• Task instructions: Filter the listing and keep only the lines with the word "xcosx".

• Data for the task:

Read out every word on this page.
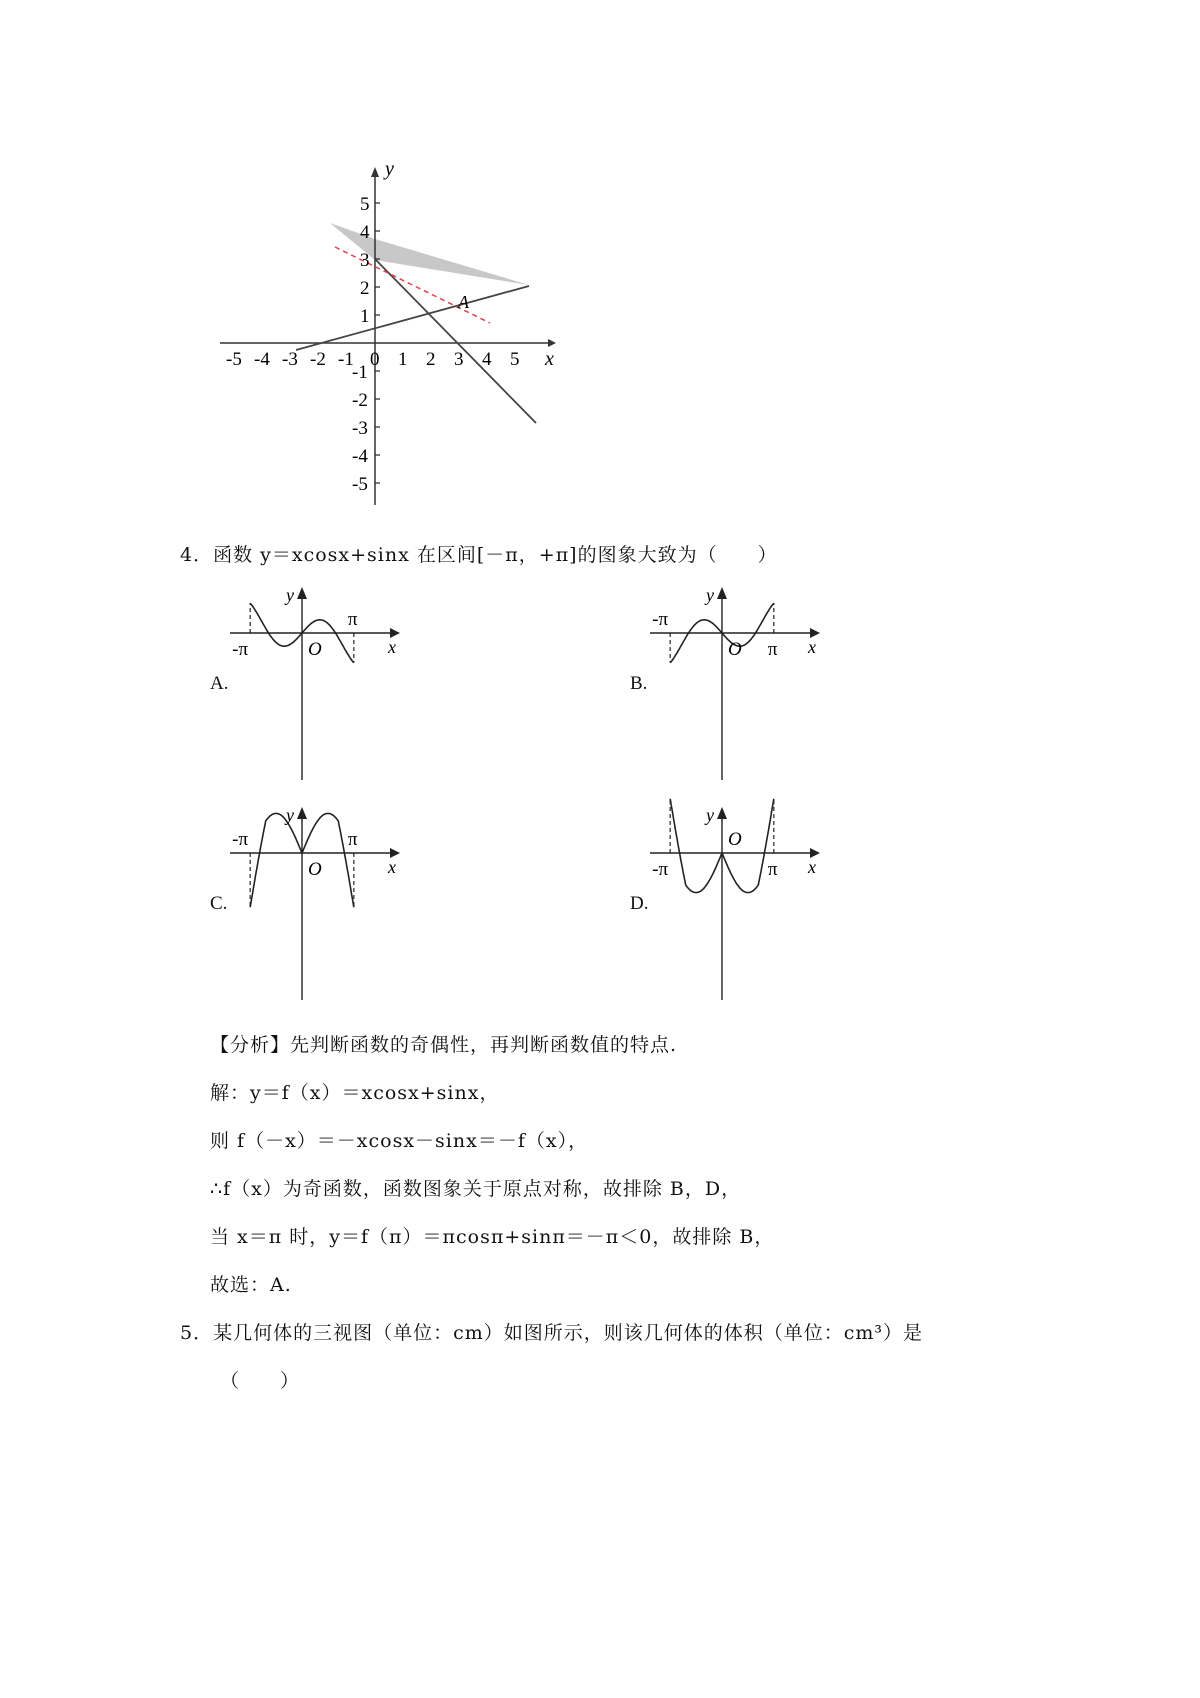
-5 -4 -3 -2 -1 0 1 2 3 4 5
5
4
3
2
1
-1
-2
-3
-4
-5
x
y
A
4．函数 y＝xcosx+sinx 在区间[－π，+π]的图象大致为（　　）
A.
-π
π
O	x
y
B.
-π
π
O	x
y
C.
-π	π
O	x
y
D.
-π	π
O
x
y
【分析】先判断函数的奇偶性，再判断函数值的特点.
解：y＝f（x）＝xcosx+sinx，
则 f（－x）＝－xcosx－sinx＝－f（x），
∴f（x）为奇函数，函数图象关于原点对称，故排除 B，D，
当 x＝π 时，y＝f（π）＝πcosπ+sinπ＝－π＜0，故排除 B，
故选：A.
5．某几何体的三视图（单位：cm）如图所示，则该几何体的体积（单位：cm³）是
（　　）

• Completed task:
4．函数 y＝xcosx+sinx 在区间[－π，+π]的图象大致为（　　）
解：y＝f（x）＝xcosx+sinx，
则 f（－x）＝－xcosx－sinx＝－f（x），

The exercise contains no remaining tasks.